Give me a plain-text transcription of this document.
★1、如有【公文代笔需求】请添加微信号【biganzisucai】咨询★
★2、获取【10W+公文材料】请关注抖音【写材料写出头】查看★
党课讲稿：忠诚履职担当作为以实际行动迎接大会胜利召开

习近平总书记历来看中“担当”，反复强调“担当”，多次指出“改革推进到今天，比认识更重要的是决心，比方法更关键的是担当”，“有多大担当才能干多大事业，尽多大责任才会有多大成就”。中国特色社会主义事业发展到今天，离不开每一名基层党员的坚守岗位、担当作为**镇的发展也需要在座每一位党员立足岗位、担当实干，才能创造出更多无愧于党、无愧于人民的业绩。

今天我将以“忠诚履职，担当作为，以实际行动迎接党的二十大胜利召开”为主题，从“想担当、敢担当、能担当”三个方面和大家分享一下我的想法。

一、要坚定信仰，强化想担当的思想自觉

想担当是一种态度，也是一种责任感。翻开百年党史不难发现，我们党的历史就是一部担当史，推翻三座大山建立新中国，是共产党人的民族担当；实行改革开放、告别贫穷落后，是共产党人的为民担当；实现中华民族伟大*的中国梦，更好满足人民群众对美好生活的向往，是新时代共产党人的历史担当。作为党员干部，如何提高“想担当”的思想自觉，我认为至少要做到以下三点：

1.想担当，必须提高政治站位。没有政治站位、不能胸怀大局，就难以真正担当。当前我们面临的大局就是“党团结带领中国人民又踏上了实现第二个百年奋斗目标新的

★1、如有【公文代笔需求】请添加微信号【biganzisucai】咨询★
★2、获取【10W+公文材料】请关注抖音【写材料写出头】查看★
__________________________________________________
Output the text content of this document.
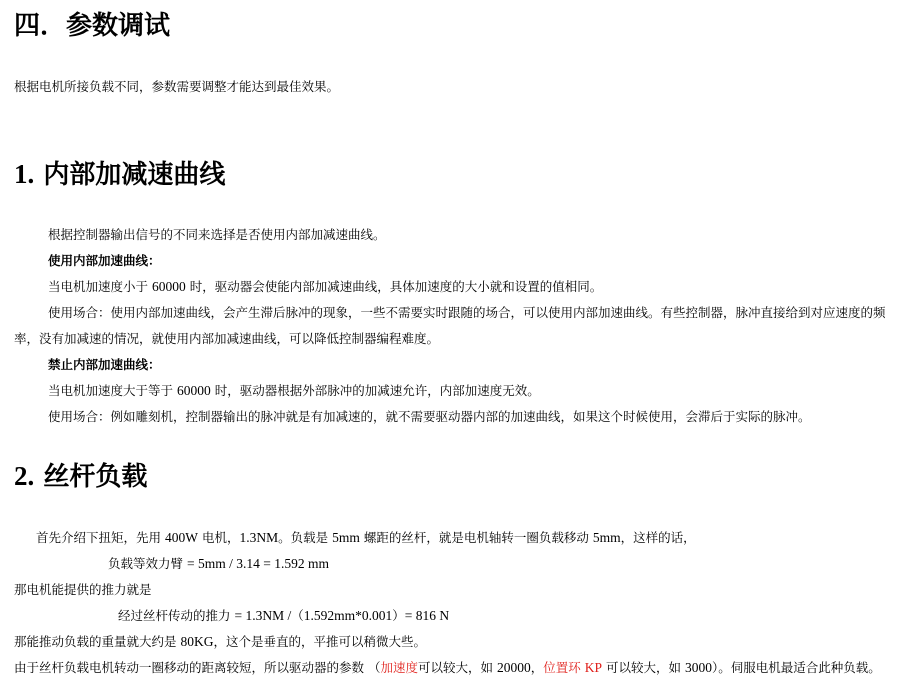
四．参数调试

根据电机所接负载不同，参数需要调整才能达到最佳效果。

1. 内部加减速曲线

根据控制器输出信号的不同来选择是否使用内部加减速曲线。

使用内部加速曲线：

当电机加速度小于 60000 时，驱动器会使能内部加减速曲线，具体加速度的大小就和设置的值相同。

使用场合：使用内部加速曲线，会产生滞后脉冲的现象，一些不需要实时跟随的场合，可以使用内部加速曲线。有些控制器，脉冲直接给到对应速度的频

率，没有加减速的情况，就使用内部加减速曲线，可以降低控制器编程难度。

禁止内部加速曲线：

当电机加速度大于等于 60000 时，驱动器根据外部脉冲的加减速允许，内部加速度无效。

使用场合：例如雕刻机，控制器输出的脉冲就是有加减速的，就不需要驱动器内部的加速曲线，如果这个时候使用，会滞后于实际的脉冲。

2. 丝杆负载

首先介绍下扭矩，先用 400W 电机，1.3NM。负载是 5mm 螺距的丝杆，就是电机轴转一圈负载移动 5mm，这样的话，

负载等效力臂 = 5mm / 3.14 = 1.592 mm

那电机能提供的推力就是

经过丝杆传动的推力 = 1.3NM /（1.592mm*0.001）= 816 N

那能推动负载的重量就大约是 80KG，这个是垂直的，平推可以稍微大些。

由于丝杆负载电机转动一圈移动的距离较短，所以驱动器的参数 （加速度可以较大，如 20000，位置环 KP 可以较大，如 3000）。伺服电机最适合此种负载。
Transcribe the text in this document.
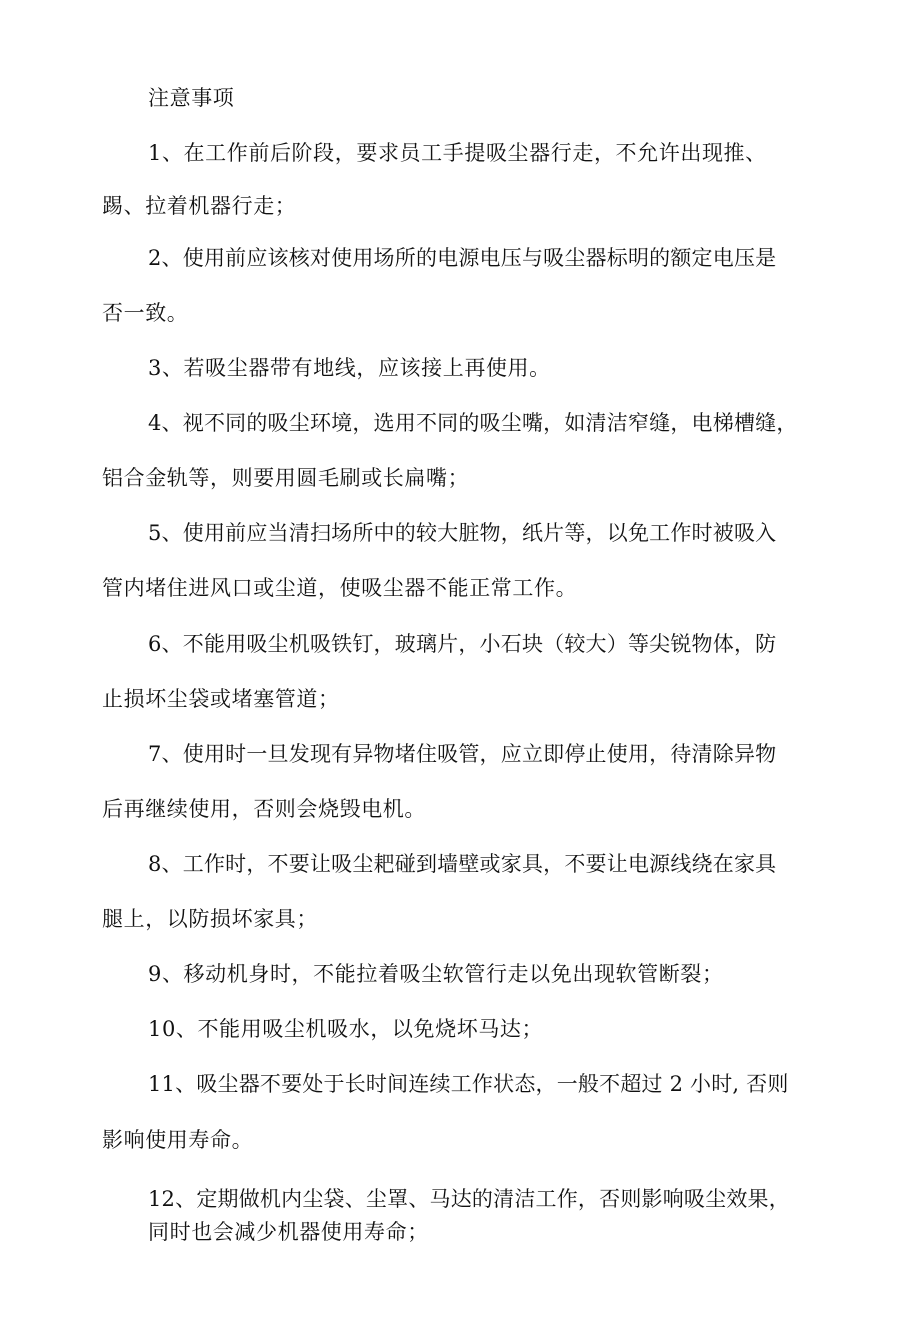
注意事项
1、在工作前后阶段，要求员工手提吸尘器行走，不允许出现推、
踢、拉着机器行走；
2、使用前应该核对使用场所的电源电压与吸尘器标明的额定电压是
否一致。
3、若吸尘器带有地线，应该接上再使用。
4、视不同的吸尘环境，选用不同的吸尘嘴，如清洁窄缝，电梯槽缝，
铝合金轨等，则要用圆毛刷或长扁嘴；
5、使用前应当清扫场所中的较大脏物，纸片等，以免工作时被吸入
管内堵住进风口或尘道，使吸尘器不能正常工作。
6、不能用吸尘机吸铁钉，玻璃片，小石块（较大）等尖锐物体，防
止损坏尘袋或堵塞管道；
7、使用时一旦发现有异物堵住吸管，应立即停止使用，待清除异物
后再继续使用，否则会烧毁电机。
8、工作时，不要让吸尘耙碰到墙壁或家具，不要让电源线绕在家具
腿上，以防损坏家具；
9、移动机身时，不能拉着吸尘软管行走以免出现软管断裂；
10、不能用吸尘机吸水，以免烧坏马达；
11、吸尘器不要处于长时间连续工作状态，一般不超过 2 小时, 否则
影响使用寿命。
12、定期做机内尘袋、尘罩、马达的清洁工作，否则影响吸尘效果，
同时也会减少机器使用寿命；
__________________________________________________
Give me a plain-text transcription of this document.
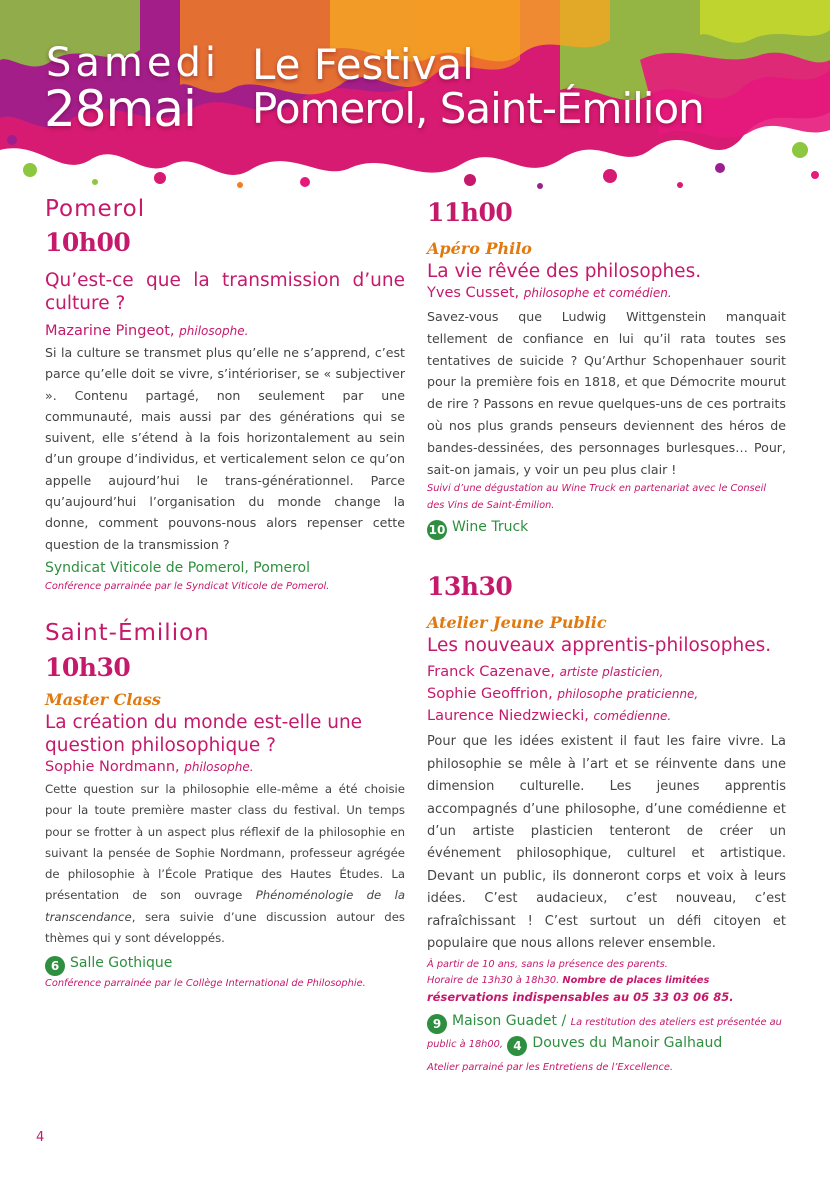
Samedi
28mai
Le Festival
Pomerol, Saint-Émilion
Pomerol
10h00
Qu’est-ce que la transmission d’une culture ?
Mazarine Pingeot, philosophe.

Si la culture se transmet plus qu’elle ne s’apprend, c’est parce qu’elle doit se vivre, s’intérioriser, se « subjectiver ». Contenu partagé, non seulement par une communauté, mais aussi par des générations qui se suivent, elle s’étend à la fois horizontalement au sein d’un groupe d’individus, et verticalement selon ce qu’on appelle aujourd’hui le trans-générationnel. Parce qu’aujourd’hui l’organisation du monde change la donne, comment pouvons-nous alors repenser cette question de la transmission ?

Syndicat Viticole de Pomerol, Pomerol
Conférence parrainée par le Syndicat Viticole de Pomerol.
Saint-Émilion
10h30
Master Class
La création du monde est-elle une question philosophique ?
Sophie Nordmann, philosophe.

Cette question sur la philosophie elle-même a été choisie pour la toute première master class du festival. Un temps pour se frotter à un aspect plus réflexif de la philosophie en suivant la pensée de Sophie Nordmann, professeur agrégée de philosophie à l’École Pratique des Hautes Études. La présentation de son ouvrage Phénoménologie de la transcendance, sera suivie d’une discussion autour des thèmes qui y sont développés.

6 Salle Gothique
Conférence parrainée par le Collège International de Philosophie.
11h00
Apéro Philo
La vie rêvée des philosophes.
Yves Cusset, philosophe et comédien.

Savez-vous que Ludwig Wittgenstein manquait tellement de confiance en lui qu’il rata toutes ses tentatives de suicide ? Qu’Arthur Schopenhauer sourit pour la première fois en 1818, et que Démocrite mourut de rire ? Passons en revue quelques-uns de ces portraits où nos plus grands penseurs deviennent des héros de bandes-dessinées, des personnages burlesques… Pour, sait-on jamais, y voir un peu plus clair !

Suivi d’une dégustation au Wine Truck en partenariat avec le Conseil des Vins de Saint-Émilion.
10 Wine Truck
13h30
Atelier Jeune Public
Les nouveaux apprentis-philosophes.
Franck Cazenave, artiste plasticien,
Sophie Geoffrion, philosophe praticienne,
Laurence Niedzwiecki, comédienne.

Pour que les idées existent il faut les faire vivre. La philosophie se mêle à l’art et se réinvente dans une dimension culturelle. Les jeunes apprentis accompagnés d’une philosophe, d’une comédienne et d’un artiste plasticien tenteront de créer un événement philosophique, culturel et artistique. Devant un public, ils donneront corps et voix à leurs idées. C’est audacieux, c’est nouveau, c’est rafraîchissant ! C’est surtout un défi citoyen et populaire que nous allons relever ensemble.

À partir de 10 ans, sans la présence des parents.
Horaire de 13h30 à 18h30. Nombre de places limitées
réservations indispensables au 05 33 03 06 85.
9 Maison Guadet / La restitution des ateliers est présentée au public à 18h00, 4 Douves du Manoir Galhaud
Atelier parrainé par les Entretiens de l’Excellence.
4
__________________________________________________
**Given task**
The records are above. How many lines in them contain the word "parrainée"? Give the number alone.

**Exercise result**
2